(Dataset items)
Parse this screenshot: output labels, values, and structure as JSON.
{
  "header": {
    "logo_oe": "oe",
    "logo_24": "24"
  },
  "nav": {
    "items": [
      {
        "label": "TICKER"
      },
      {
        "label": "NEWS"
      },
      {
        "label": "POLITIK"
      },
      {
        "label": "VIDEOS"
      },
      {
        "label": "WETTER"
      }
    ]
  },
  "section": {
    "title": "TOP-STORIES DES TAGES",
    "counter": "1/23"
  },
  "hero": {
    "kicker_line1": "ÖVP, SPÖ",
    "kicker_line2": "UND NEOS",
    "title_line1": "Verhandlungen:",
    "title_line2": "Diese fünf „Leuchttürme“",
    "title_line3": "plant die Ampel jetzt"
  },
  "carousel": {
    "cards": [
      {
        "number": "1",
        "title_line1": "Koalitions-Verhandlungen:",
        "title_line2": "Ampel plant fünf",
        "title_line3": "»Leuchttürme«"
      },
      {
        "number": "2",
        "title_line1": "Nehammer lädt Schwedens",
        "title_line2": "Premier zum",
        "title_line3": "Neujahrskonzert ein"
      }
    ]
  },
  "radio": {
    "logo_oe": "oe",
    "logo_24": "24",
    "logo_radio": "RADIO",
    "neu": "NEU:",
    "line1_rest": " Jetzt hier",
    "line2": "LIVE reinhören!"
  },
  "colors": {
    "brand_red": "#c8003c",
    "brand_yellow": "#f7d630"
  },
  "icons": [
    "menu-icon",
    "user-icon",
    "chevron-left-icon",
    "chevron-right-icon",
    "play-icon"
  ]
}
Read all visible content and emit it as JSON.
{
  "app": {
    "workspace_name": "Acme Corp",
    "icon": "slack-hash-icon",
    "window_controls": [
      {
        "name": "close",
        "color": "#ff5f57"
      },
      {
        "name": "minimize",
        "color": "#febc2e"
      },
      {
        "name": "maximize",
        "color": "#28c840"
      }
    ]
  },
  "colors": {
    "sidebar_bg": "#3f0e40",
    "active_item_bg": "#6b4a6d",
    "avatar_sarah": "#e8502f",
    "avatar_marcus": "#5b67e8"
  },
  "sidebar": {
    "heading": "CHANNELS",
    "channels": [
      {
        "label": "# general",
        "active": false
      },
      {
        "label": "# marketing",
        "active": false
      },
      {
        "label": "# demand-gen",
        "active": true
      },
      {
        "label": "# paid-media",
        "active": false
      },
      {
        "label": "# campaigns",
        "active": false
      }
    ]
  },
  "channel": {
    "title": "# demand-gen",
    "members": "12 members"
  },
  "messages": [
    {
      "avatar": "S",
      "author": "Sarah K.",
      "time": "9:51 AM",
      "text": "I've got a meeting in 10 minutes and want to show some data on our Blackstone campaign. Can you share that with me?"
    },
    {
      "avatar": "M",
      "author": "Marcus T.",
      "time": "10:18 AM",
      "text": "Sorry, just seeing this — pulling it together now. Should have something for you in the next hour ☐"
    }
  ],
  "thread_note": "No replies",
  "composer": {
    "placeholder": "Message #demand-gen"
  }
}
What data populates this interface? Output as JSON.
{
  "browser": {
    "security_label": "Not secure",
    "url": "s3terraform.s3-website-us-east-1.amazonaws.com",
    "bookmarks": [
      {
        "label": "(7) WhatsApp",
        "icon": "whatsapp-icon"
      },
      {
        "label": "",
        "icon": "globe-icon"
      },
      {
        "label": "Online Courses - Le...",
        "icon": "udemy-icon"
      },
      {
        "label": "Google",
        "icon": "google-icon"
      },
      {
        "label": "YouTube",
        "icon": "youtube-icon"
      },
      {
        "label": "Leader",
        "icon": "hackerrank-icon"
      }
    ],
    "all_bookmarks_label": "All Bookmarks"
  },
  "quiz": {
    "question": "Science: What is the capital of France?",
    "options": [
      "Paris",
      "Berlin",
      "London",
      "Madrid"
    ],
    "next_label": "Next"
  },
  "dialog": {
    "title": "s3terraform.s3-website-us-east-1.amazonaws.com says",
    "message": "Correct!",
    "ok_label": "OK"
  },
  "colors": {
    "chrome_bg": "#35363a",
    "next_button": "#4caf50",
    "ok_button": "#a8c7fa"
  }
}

**INSTRUCTIONS TO FOLLOW**
Check each line of the entries above for the word "fünf". List the ones that have it.

**CORRECT OUTPUT**
    "title_line2": "Diese fünf „Leuchttürme“",
        "title_line2": "Ampel plant fünf",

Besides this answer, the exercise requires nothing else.